Records from a data collection:
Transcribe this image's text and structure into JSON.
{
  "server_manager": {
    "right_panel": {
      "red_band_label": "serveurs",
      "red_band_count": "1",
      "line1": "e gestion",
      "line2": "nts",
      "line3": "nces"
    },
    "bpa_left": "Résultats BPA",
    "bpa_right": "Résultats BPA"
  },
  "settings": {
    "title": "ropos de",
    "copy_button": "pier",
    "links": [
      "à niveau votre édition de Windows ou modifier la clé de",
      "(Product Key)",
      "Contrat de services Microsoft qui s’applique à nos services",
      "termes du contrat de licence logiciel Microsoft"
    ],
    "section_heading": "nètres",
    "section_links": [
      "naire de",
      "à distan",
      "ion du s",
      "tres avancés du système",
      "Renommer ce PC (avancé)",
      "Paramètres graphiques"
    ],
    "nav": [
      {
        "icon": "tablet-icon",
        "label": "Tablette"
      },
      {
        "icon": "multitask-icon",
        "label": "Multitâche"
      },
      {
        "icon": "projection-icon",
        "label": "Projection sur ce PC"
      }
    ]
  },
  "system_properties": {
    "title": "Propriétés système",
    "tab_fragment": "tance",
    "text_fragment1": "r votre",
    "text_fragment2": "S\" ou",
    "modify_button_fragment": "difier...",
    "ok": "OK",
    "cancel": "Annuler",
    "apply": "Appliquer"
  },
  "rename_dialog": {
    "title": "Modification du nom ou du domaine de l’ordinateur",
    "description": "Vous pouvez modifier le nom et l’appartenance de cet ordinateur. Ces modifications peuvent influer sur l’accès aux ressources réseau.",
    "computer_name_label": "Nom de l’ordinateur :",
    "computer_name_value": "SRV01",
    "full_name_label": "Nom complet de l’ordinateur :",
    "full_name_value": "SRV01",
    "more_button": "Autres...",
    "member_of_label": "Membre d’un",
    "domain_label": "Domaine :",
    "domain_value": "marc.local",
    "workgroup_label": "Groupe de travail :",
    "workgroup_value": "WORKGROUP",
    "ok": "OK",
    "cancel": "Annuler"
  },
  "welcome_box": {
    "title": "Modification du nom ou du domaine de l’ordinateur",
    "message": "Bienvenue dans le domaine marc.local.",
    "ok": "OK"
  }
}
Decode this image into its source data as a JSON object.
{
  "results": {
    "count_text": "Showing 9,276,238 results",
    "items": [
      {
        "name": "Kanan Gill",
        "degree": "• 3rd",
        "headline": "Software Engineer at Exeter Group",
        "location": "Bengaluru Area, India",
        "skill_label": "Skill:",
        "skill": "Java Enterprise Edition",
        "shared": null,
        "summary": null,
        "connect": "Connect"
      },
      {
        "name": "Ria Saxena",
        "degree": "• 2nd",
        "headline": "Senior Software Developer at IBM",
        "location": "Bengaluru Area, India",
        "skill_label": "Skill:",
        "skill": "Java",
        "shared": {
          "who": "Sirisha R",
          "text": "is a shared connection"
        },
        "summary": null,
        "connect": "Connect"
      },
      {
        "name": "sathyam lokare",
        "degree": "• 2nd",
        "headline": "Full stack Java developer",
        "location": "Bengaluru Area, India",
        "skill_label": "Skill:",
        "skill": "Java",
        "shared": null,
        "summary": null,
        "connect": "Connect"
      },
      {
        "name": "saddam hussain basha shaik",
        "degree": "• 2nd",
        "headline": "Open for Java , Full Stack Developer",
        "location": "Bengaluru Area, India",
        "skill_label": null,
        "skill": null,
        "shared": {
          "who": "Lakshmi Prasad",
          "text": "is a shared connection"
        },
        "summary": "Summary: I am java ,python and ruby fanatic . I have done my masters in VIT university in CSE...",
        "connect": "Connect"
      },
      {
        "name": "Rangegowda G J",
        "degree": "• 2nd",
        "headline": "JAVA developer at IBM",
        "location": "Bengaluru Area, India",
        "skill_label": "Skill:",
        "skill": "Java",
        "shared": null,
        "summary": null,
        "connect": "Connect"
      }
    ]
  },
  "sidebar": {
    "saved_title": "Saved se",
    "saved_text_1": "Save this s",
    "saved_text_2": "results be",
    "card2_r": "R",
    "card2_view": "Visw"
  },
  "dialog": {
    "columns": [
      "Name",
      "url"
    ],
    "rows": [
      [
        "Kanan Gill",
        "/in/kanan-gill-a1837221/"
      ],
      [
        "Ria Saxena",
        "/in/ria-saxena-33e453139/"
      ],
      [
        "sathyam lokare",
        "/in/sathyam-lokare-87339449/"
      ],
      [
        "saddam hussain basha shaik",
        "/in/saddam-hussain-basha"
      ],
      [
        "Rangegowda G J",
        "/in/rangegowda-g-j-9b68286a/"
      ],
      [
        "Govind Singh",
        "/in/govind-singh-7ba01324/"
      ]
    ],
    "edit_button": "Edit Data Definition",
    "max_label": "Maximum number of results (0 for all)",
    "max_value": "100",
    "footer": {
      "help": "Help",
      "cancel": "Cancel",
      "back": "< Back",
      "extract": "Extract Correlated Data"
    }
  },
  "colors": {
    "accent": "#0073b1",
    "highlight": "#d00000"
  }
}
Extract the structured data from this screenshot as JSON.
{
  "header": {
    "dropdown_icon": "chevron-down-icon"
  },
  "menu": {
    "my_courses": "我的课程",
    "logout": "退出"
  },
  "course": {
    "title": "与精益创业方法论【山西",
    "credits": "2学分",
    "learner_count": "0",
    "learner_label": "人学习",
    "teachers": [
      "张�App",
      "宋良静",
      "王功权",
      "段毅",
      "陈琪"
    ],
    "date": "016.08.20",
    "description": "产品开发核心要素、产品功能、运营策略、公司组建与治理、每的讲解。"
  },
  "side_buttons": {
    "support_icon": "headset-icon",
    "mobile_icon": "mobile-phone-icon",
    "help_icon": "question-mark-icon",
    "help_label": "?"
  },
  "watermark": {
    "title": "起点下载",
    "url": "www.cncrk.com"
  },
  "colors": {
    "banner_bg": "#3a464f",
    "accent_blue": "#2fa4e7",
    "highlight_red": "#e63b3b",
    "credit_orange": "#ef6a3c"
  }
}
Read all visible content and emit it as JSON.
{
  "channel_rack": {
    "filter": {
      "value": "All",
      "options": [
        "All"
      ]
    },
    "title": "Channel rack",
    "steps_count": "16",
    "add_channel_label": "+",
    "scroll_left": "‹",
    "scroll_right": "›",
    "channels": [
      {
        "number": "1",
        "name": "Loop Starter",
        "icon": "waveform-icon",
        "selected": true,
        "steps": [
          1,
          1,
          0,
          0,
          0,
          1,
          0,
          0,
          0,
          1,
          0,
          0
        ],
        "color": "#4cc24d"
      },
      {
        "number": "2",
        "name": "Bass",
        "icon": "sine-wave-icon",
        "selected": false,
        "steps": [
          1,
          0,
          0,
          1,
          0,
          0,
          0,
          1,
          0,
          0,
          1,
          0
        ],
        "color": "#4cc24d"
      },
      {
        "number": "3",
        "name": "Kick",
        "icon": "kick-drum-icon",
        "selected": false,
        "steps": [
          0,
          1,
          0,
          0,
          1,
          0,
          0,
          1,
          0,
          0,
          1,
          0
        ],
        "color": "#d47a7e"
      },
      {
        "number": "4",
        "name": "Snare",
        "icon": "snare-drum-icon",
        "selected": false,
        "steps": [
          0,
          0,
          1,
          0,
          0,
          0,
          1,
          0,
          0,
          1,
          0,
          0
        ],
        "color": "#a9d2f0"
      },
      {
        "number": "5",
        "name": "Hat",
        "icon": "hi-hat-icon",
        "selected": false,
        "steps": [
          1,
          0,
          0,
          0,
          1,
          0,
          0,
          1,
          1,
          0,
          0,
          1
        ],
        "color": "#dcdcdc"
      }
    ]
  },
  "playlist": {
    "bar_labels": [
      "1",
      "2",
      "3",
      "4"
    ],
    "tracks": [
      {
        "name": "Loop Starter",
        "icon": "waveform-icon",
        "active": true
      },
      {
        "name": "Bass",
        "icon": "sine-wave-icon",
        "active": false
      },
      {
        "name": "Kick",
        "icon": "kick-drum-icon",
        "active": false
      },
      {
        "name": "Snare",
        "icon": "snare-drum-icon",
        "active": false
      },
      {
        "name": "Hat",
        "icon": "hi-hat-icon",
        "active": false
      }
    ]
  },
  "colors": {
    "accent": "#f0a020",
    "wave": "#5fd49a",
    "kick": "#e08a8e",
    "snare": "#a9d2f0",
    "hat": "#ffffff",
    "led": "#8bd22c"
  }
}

*EXERCISE*. Look through the listing above. Pick out each line with "hussain" and copy it.

*COMPLETE ANSWER*.
        "name": "saddam hussain basha shaik",
        "saddam hussain basha shaik",
        "/in/saddam-hussain-basha"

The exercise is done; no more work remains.